(Lines of data)
=======

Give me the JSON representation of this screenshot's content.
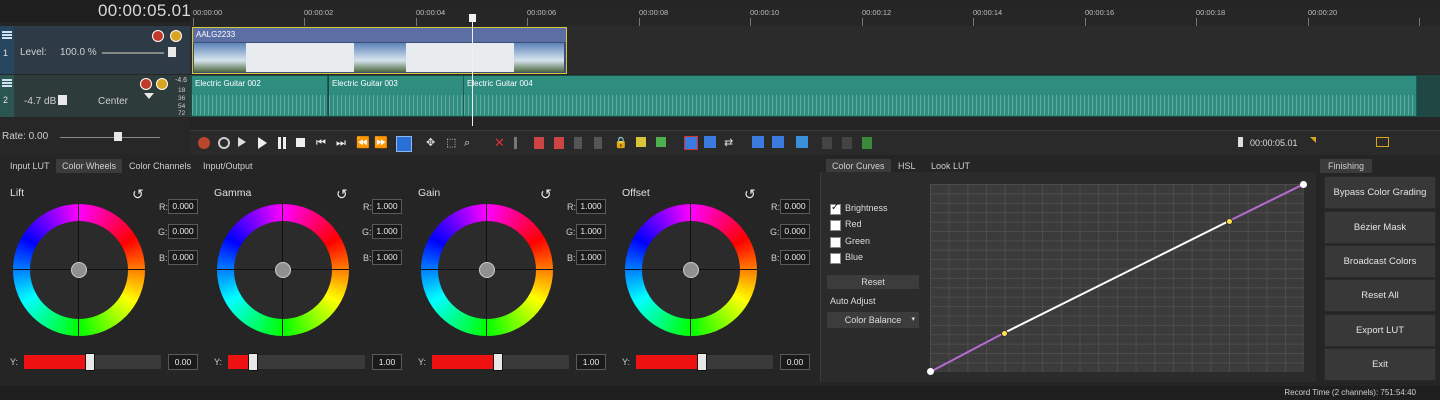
{
  "timeline": {
    "timecode": "00:00:05.01",
    "ruler_labels": [
      "00:00:00",
      "00:00:02",
      "00:00:04",
      "00:00:06",
      "00:00:08",
      "00:00:10",
      "00:00:12",
      "00:00:14",
      "00:00:16",
      "00:00:18",
      "00:00:20"
    ],
    "video_track": {
      "number": "1",
      "level_label": "Level:",
      "level_value": "100.0 %",
      "clip_name": "AALG2233"
    },
    "audio_track": {
      "number": "2",
      "volume": "-4.7 dB",
      "pan": "Center",
      "meter_labels": [
        "-4.6",
        "18",
        "36",
        "54",
        "72"
      ],
      "clips": [
        "Electric Guitar 002",
        "Electric Guitar 003",
        "Electric Guitar 004"
      ]
    },
    "rate_label": "Rate: 0.00",
    "cursor_time": "00:00:05.01"
  },
  "grading": {
    "left_tabs": [
      "Input LUT",
      "Color Wheels",
      "Color Channels",
      "Input/Output"
    ],
    "active_left_tab": "Color Wheels",
    "wheels": [
      {
        "title": "Lift",
        "r": "0.000",
        "g": "0.000",
        "b": "0.000",
        "y": "0.00",
        "y_fraction": 0.48
      },
      {
        "title": "Gamma",
        "r": "1.000",
        "g": "1.000",
        "b": "1.000",
        "y": "1.00",
        "y_fraction": 0.18
      },
      {
        "title": "Gain",
        "r": "1.000",
        "g": "1.000",
        "b": "1.000",
        "y": "1.00",
        "y_fraction": 0.48
      },
      {
        "title": "Offset",
        "r": "0.000",
        "g": "0.000",
        "b": "0.000",
        "y": "0.00",
        "y_fraction": 0.48
      }
    ],
    "rgb_labels": {
      "r": "R:",
      "g": "G:",
      "b": "B:",
      "y": "Y:"
    },
    "curve_tabs": [
      "Color Curves",
      "HSL",
      "Look LUT"
    ],
    "active_curve_tab": "Color Curves",
    "channels": [
      {
        "label": "Brightness",
        "checked": true
      },
      {
        "label": "Red",
        "checked": false
      },
      {
        "label": "Green",
        "checked": false
      },
      {
        "label": "Blue",
        "checked": false
      }
    ],
    "reset_label": "Reset",
    "auto_adjust_label": "Auto Adjust",
    "auto_adjust_value": "Color Balance",
    "finishing_tab": "Finishing",
    "finishing_buttons": [
      "Bypass Color Grading",
      "Bézier Mask",
      "Broadcast Colors",
      "Reset All",
      "Export LUT",
      "Exit"
    ]
  },
  "status": {
    "record_time": "Record Time (2 channels): 751:54:40"
  },
  "colors": {
    "accent_clip_video": "#5c6fa5",
    "accent_clip_audio": "#2f8d80",
    "y_slider": "#ee1111",
    "curve": "#b86ad0"
  }
}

=======

▸ **Instructions to follow**: Leave out the pictures and reproduce the rest of the listing exactly.

▸ **Problem solution**:
Give me the JSON representation of this screenshot's content.
{
  "timeline": {
    "timecode": "00:00:05.01",
    "ruler_labels": [
      "00:00:00",
      "00:00:02",
      "00:00:04",
      "00:00:06",
      "00:00:08",
      "00:00:10",
      "00:00:12",
      "00:00:14",
      "00:00:16",
      "00:00:18",
      "00:00:20"
    ],
    "video_track": {
      "number": "1",
      "level_label": "Level:",
      "level_value": "100.0 %",
      "clip_name": "AALG2233"
    },
    "audio_track": {
      "number": "2",
      "volume": "-4.7 dB",
      "pan": "Center",
      "meter_labels": [
        "-4.6",
        "18",
        "36",
        "54",
        "72"
      ],
      "clips": [
        "Electric Guitar 002",
        "Electric Guitar 003",
        "Electric Guitar 004"
      ]
    },
    "rate_label": "Rate: 0.00",
    "cursor_time": "00:00:05.01"
  },
  "grading": {
    "left_tabs": [
      "Input LUT",
      "Color Wheels",
      "Color Channels",
      "Input/Output"
    ],
    "active_left_tab": "Color Wheels",
    "wheels": [
      {
        "title": "Lift",
        "r": "0.000",
        "g": "0.000",
        "b": "0.000",
        "y": "0.00",
        "y_fraction": 0.48
      },
      {
        "title": "Gamma",
        "r": "1.000",
        "g": "1.000",
        "b": "1.000",
        "y": "1.00",
        "y_fraction": 0.18
      },
      {
        "title": "Gain",
        "r": "1.000",
        "g": "1.000",
        "b": "1.000",
        "y": "1.00",
        "y_fraction": 0.48
      },
      {
        "title": "Offset",
        "r": "0.000",
        "g": "0.000",
        "b": "0.000",
        "y": "0.00",
        "y_fraction": 0.48
      }
    ],
    "rgb_labels": {
      "r": "R:",
      "g": "G:",
      "b": "B:",
      "y": "Y:"
    },
    "curve_tabs": [
      "Color Curves",
      "HSL",
      "Look LUT"
    ],
    "active_curve_tab": "Color Curves",
    "channels": [
      {
        "label": "Brightness",
        "checked": true
      },
      {
        "label": "Red",
        "checked": false
      },
      {
        "label": "Green",
        "checked": false
      },
      {
        "label": "Blue",
        "checked": false
      }
    ],
    "reset_label": "Reset",
    "auto_adjust_label": "Auto Adjust",
    "auto_adjust_value": "Color Balance",
    "finishing_tab": "Finishing",
    "finishing_buttons": [
      "Bypass Color Grading",
      "Bézier Mask",
      "Broadcast Colors",
      "Reset All",
      "Export LUT",
      "Exit"
    ]
  },
  "status": {
    "record_time": "Record Time (2 channels): 751:54:40"
  },
  "colors": {
    "accent_clip_video": "#5c6fa5",
    "accent_clip_audio": "#2f8d80",
    "y_slider": "#ee1111",
    "curve": "#b86ad0"
  }
}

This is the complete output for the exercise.